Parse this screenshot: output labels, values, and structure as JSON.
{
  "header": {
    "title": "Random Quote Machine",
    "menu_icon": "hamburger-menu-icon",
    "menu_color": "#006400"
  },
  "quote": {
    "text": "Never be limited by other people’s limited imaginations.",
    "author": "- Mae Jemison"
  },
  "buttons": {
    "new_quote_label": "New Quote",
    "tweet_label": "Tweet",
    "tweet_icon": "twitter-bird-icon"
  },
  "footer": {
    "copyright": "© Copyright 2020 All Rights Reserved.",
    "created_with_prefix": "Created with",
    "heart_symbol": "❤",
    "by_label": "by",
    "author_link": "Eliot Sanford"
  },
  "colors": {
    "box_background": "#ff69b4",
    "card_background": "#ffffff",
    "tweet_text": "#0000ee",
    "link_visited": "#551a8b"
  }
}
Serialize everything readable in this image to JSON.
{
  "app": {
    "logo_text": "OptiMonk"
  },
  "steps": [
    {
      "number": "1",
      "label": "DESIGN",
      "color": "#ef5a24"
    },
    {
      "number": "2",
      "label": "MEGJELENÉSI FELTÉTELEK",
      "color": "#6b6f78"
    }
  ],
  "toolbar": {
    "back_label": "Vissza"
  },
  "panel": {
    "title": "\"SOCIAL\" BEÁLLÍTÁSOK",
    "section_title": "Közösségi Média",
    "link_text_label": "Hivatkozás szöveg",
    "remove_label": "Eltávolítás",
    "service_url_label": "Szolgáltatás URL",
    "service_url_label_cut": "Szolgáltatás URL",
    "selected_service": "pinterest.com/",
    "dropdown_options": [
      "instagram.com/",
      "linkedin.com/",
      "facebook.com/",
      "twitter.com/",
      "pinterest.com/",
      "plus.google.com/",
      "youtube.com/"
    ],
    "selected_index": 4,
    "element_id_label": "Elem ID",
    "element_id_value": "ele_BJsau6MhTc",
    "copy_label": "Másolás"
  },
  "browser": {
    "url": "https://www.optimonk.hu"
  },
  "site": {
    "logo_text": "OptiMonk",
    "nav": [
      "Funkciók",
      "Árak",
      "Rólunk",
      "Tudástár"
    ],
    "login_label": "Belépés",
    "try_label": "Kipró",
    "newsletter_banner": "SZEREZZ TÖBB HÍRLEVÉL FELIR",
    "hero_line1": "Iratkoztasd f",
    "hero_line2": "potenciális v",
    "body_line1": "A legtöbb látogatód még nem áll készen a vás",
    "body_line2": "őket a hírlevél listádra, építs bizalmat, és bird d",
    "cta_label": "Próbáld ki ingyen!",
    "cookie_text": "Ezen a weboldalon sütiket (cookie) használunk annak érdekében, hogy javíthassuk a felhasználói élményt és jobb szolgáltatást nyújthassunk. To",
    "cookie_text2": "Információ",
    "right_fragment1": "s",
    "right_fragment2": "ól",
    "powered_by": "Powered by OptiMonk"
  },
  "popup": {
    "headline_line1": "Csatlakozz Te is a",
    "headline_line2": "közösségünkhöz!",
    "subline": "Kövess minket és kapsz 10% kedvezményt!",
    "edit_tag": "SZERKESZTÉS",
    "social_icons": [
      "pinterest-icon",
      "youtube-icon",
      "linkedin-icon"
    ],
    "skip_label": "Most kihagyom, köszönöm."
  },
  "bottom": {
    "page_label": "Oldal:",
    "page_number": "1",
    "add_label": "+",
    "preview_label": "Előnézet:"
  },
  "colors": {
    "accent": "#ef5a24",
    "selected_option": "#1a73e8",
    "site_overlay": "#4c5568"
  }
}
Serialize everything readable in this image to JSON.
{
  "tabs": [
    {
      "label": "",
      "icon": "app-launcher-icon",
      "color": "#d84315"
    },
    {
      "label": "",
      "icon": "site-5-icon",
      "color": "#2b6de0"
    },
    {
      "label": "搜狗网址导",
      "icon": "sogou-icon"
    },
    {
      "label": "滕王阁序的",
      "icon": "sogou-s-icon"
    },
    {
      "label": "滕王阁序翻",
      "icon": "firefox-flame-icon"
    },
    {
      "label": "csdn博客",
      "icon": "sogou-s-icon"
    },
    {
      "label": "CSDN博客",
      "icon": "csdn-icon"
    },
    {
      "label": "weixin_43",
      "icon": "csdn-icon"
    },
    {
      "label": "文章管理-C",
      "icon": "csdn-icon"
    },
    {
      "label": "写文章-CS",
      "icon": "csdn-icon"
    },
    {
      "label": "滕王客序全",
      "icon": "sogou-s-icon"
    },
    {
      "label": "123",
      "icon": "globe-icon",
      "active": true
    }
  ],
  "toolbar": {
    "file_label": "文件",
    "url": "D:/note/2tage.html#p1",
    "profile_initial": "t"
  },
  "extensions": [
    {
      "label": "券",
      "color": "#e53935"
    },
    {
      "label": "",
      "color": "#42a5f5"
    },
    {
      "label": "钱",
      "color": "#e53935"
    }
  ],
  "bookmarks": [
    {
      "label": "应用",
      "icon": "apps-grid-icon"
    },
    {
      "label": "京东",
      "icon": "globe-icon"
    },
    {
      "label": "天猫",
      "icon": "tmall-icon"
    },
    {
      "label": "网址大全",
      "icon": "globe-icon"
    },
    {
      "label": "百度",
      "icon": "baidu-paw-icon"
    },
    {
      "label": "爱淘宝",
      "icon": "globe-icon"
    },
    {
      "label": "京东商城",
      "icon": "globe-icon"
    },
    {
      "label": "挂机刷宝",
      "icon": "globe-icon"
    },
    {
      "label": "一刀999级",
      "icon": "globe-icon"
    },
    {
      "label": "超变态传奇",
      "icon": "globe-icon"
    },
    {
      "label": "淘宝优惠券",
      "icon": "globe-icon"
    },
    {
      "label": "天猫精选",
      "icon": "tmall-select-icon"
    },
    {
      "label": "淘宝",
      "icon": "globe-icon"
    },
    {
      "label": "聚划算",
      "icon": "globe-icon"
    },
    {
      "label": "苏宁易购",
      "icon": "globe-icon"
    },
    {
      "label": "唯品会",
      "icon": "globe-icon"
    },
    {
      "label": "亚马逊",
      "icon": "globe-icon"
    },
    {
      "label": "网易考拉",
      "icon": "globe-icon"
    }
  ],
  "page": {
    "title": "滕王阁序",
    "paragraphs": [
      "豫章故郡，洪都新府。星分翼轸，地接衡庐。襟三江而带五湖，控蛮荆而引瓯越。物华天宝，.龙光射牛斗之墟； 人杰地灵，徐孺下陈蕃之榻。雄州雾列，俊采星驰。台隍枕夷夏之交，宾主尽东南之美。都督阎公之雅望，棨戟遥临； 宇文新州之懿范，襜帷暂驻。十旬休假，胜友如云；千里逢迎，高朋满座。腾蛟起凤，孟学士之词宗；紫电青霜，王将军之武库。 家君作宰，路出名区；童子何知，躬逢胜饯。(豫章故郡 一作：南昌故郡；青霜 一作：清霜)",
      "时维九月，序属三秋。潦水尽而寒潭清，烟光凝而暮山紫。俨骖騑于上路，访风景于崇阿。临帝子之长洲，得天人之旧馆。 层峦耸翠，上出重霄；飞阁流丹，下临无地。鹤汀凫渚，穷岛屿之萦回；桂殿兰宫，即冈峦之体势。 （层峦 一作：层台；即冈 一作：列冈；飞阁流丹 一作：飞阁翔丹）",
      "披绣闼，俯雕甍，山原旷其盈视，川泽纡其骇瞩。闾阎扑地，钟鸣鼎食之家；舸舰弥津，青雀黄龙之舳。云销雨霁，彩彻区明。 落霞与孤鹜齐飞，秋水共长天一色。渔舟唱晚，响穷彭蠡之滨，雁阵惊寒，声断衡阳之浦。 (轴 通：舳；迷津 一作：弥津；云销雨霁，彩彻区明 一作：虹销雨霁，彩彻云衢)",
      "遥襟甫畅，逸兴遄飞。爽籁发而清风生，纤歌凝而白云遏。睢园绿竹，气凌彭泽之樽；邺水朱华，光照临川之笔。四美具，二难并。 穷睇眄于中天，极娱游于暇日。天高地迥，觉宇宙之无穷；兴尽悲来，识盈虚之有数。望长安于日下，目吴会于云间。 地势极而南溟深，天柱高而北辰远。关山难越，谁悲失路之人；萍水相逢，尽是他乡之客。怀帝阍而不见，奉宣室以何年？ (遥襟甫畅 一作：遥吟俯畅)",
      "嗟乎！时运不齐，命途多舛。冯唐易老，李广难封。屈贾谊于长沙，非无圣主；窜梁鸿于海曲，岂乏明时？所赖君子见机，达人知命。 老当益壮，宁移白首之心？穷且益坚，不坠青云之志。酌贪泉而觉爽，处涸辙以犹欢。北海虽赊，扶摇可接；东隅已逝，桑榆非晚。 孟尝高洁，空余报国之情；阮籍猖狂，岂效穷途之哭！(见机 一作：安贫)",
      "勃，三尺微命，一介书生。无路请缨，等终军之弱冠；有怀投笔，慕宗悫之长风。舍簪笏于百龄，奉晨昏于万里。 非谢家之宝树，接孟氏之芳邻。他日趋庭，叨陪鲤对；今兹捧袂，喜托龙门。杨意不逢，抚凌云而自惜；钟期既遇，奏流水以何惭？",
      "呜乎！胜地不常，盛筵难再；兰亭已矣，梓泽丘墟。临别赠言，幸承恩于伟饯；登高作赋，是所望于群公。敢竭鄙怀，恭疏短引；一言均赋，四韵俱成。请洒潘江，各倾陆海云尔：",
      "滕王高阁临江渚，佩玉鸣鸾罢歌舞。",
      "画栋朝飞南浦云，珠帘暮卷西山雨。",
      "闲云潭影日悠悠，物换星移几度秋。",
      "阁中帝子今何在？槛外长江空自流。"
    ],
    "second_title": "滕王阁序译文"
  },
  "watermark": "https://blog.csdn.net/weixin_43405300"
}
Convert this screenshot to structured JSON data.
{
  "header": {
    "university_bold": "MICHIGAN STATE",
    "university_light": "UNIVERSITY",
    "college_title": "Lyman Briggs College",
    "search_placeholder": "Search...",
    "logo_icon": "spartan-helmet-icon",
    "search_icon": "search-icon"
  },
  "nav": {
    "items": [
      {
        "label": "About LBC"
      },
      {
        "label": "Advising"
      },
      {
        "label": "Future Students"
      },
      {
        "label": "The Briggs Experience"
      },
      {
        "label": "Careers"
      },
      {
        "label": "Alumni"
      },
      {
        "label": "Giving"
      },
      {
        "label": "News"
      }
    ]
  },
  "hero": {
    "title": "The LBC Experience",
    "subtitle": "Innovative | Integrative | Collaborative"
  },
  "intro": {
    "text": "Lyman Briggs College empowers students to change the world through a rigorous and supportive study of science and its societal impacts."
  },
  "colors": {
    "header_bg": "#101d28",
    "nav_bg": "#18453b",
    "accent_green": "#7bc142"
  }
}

===============

Copy out each line of the records that holds the string "twitter".

    "tweet_icon": "twitter-bird-icon"
      "twitter.com/",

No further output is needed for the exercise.